**Your task:**
Convert the rows below into a JSON list of strings, with each line as its own string and blank lines omitted.

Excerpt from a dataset
====

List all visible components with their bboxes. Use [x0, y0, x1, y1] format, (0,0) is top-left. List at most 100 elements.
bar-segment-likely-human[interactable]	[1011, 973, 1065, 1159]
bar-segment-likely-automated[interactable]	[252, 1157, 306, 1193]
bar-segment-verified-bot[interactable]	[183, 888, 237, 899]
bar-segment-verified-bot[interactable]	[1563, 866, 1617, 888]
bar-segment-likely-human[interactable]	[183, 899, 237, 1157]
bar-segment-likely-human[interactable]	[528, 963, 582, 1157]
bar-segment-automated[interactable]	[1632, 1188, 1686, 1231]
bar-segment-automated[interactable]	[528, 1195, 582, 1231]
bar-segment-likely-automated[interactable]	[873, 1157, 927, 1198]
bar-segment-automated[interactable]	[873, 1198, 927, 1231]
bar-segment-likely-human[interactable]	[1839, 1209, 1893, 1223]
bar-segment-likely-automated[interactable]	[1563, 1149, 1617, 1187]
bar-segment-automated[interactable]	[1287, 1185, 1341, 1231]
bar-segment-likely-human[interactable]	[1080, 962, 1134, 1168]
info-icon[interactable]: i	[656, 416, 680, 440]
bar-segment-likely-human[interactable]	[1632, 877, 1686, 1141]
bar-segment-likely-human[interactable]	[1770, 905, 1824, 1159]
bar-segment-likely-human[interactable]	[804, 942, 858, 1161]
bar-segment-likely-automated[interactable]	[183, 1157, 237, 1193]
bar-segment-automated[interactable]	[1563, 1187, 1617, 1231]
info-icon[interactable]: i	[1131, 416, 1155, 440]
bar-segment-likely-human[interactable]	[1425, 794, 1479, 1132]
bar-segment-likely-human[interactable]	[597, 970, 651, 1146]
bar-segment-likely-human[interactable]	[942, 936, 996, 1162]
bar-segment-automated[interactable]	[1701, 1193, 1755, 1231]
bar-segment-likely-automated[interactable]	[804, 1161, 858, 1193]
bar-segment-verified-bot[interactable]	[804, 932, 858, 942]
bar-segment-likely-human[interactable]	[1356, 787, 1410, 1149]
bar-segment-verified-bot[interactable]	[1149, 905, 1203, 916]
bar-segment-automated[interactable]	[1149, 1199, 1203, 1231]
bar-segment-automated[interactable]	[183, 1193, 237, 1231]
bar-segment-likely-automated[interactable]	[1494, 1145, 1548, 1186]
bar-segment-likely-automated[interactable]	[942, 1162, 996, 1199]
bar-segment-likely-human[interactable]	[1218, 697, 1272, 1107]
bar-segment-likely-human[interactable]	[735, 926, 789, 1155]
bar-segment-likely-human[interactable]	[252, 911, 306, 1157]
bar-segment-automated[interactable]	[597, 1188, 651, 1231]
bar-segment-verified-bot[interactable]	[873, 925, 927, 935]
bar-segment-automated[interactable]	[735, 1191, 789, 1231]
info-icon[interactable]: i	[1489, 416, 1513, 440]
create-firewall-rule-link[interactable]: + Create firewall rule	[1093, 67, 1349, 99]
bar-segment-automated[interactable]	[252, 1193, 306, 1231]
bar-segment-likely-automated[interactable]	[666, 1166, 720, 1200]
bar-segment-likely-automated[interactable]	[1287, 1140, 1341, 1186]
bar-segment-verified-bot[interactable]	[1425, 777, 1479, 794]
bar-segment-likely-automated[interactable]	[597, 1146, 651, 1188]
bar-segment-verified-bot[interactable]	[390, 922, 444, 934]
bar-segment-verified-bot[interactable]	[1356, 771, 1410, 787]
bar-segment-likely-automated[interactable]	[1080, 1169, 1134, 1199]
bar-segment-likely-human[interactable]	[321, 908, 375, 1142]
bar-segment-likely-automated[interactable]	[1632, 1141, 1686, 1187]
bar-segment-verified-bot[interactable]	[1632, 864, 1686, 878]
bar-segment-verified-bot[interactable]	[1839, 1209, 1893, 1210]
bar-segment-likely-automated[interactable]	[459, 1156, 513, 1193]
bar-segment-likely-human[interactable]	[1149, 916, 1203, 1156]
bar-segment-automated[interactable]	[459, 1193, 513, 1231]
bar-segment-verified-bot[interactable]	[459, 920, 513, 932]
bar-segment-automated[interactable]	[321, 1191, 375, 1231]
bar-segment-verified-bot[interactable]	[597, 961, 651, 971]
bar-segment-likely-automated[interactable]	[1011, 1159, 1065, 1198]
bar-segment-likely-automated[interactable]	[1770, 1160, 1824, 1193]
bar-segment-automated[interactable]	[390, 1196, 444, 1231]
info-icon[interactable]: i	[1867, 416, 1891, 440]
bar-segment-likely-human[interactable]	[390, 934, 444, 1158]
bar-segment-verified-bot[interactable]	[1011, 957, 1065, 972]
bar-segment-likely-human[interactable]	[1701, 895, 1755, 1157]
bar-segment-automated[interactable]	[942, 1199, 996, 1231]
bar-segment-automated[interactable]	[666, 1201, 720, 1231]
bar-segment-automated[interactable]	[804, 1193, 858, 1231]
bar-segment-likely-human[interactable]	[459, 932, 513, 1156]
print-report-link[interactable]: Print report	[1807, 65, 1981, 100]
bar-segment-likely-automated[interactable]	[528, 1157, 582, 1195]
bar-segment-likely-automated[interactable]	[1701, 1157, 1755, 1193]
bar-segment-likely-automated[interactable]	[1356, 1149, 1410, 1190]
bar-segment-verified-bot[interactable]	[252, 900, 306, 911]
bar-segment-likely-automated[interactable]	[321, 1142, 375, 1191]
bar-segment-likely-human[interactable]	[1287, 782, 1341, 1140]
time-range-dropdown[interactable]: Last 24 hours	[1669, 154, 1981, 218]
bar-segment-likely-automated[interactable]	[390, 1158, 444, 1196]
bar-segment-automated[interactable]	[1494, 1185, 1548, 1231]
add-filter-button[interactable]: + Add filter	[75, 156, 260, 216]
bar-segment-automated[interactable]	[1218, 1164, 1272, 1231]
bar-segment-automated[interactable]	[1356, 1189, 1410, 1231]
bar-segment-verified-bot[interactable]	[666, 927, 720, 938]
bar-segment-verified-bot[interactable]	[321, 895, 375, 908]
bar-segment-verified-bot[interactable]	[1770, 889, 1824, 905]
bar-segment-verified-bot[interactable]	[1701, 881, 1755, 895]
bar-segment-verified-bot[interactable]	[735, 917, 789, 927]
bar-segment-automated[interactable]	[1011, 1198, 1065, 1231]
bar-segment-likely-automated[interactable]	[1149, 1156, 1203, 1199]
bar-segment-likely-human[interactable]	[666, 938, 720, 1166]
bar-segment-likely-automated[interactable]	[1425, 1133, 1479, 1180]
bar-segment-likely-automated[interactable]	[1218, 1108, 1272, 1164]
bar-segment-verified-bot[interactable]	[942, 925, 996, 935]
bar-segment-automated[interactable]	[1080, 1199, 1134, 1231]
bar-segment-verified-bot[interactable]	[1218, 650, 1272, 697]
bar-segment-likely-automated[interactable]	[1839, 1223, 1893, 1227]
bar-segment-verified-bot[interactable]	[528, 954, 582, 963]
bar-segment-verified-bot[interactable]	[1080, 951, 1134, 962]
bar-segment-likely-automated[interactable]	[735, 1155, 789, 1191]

====

**Written reply:**
[
  "List all visible components with their bboxes. Use [x0, y0, x1, y1] format, (0,0) is top-left. List at most 100 elements.",
  "bar-segment-likely-human[interactable]\t[1011, 973, 1065, 1159]",
  "bar-segment-likely-automated[interactable]\t[252, 1157, 306, 1193]",
  "bar-segment-verified-bot[interactable]\t[183, 888, 237, 899]",
  "bar-segment-verified-bot[interactable]\t[1563, 866, 1617, 888]",
  "bar-segment-likely-human[interactable]\t[183, 899, 237, 1157]",
  "bar-segment-likely-human[interactable]\t[528, 963, 582, 1157]",
  "bar-segment-automated[interactable]\t[1632, 1188, 1686, 1231]",
  "bar-segment-automated[interactable]\t[528, 1195, 582, 1231]",
  "bar-segment-likely-automated[interactable]\t[873, 1157, 927, 1198]",
  "bar-segment-automated[interactable]\t[873, 1198, 927, 1231]",
  "bar-segment-likely-human[interactable]\t[1839, 1209, 1893, 1223]",
  "bar-segment-likely-automated[interactable]\t[1563, 1149, 1617, 1187]",
  "bar-segment-automated[interactable]\t[1287, 1185, 1341, 1231]",
  "bar-segment-likely-human[interactable]\t[1080, 962, 1134, 1168]",
  "info-icon[interactable]: i\t[656, 416, 680, 440]",
  "bar-segment-likely-human[interactable]\t[1632, 877, 1686, 1141]",
  "bar-segment-likely-human[interactable]\t[1770, 905, 1824, 1159]",
  "bar-segment-likely-human[interactable]\t[804, 942, 858, 1161]",
  "bar-segment-likely-automated[interactable]\t[183, 1157, 237, 1193]",
  "bar-segment-automated[interactable]\t[1563, 1187, 1617, 1231]",
  "info-icon[interactable]: i\t[1131, 416, 1155, 440]",
  "bar-segment-likely-human[interactable]\t[1425, 794, 1479, 1132]",
  "bar-segment-likely-human[interactable]\t[597, 970, 651, 1146]",
  "bar-segment-likely-human[interactable]\t[942, 936, 996, 1162]",
  "bar-segment-automated[interactable]\t[1701, 1193, 1755, 1231]",
  "bar-segment-likely-automated[interactable]\t[804, 1161, 858, 1193]",
  "bar-segment-verified-bot[interactable]\t[804, 932, 858, 942]",
  "bar-segment-likely-human[interactable]\t[1356, 787, 1410, 1149]",
  "bar-segment-verified-bot[interactable]\t[1149, 905, 1203, 916]",
  "bar-segment-automated[interactable]\t[1149, 1199, 1203, 1231]",
  "bar-segment-automated[interactable]\t[183, 1193, 237, 1231]",
  "bar-segment-likely-automated[interactable]\t[1494, 1145, 1548, 1186]",
  "bar-segment-likely-automated[interactable]\t[942, 1162, 996, 1199]",
  "bar-segment-likely-human[interactable]\t[1218, 697, 1272, 1107]",
  "bar-segment-likely-human[interactable]\t[735, 926, 789, 1155]",
  "bar-segment-likely-human[interactable]\t[252, 911, 306, 1157]",
  "bar-segment-automated[interactable]\t[597, 1188, 651, 1231]",
  "bar-segment-verified-bot[interactable]\t[873, 925, 927, 935]",
  "bar-segment-automated[interactable]\t[735, 1191, 789, 1231]",
  "info-icon[interactable]: i\t[1489, 416, 1513, 440]",
  "create-firewall-rule-link[interactable]: + Create firewall rule\t[1093, 67, 1349, 99]",
  "bar-segment-automated[interactable]\t[252, 1193, 306, 1231]",
  "bar-segment-likely-automated[interactable]\t[666, 1166, 720, 1200]",
  "bar-segment-likely-automated[interactable]\t[1287, 1140, 1341, 1186]",
  "bar-segment-verified-bot[interactable]\t[1425, 777, 1479, 794]",
  "bar-segment-likely-automated[interactable]\t[597, 1146, 651, 1188]",
  "bar-segment-verified-bot[interactable]\t[390, 922, 444, 934]",
  "bar-segment-verified-bot[interactable]\t[1356, 771, 1410, 787]",
  "bar-segment-likely-automated[interactable]\t[1080, 1169, 1134, 1199]",
  "bar-segment-likely-human[interactable]\t[321, 908, 375, 1142]",
  "bar-segment-likely-automated[interactable]\t[1632, 1141, 1686, 1187]",
  "bar-segment-verified-bot[interactable]\t[1632, 864, 1686, 878]",
  "bar-segment-verified-bot[interactable]\t[1839, 1209, 1893, 1210]",
  "bar-segment-likely-automated[interactable]\t[459, 1156, 513, 1193]",
  "bar-segment-likely-human[interactable]\t[1149, 916, 1203, 1156]",
  "bar-segment-automated[interactable]\t[459, 1193, 513, 1231]",
  "bar-segment-verified-bot[interactable]\t[459, 920, 513, 932]",
  "bar-segment-automated[interactable]\t[321, 1191, 375, 1231]",
  "bar-segment-verified-bot[interactable]\t[597, 961, 651, 971]",
  "bar-segment-likely-automated[interactable]\t[1011, 1159, 1065, 1198]",
  "bar-segment-likely-automated[interactable]\t[1770, 1160, 1824, 1193]",
  "bar-segment-automated[interactable]\t[390, 1196, 444, 1231]",
  "info-icon[interactable]: i\t[1867, 416, 1891, 440]",
  "bar-segment-likely-human[interactable]\t[390, 934, 444, 1158]",
  "bar-segment-verified-bot[interactable]\t[1011, 957, 1065, 972]",
  "bar-segment-likely-human[interactable]\t[1701, 895, 1755, 1157]",
  "bar-segment-automated[interactable]\t[942, 1199, 996, 1231]",
  "bar-segment-automated[interactable]\t[666, 1201, 720, 1231]",
  "bar-segment-automated[interactable]\t[804, 1193, 858, 1231]",
  "bar-segment-likely-human[interactable]\t[459, 932, 513, 1156]",
  "print-report-link[interactable]: Print report\t[1807, 65, 1981, 100]",
  "bar-segment-likely-automated[interactable]\t[528, 1157, 582, 1195]",
  "bar-segment-likely-automated[interactable]\t[1701, 1157, 1755, 1193]",
  "bar-segment-likely-automated[interactable]\t[1356, 1149, 1410, 1190]",
  "bar-segment-verified-bot[interactable]\t[252, 900, 306, 911]",
  "bar-segment-likely-automated[interactable]\t[321, 1142, 375, 1191]",
  "bar-segment-likely-human[interactable]\t[1287, 782, 1341, 1140]",
  "time-range-dropdown[interactable]: Last 24 hours\t[1669, 154, 1981, 218]",
  "bar-segment-likely-automated[interactable]\t[390, 1158, 444, 1196]",
  "bar-segment-automated[interactable]\t[1494, 1185, 1548, 1231]",
  "add-filter-button[interactable]: + Add filter\t[75, 156, 260, 216]",
  "bar-segment-automated[interactable]\t[1218, 1164, 1272, 1231]",
  "bar-segment-automated[interactable]\t[1356, 1189, 1410, 1231]",
  "bar-segment-verified-bot[interactable]\t[666, 927, 720, 938]",
  "bar-segment-verified-bot[interactable]\t[321, 895, 375, 908]",
  "bar-segment-verified-bot[interactable]\t[1770, 889, 1824, 905]",
  "bar-segment-verified-bot[interactable]\t[1701, 881, 1755, 895]",
  "bar-segment-verified-bot[interactable]\t[735, 917, 789, 927]",
  "bar-segment-automated[interactable]\t[1011, 1198, 1065, 1231]",
  "bar-segment-likely-automated[interactable]\t[1149, 1156, 1203, 1199]",
  "bar-segment-likely-human[interactable]\t[666, 938, 720, 1166]",
  "bar-segment-likely-automated[interactable]\t[1425, 1133, 1479, 1180]",
  "bar-segment-likely-automated[interactable]\t[1218, 1108, 1272, 1164]",
  "bar-segment-verified-bot[interactable]\t[942, 925, 996, 935]",
  "bar-segment-automated[interactable]\t[1080, 1199, 1134, 1231]",
  "bar-segment-verified-bot[interactable]\t[1218, 650, 1272, 697]",
  "bar-segment-likely-automated[interactable]\t[1839, 1223, 1893, 1227]",
  "bar-segment-verified-bot[interactable]\t[528, 954, 582, 963]",
  "bar-segment-verified-bot[interactable]\t[1080, 951, 1134, 962]",
  "bar-segment-likely-automated[interactable]\t[735, 1155, 789, 1191]"
]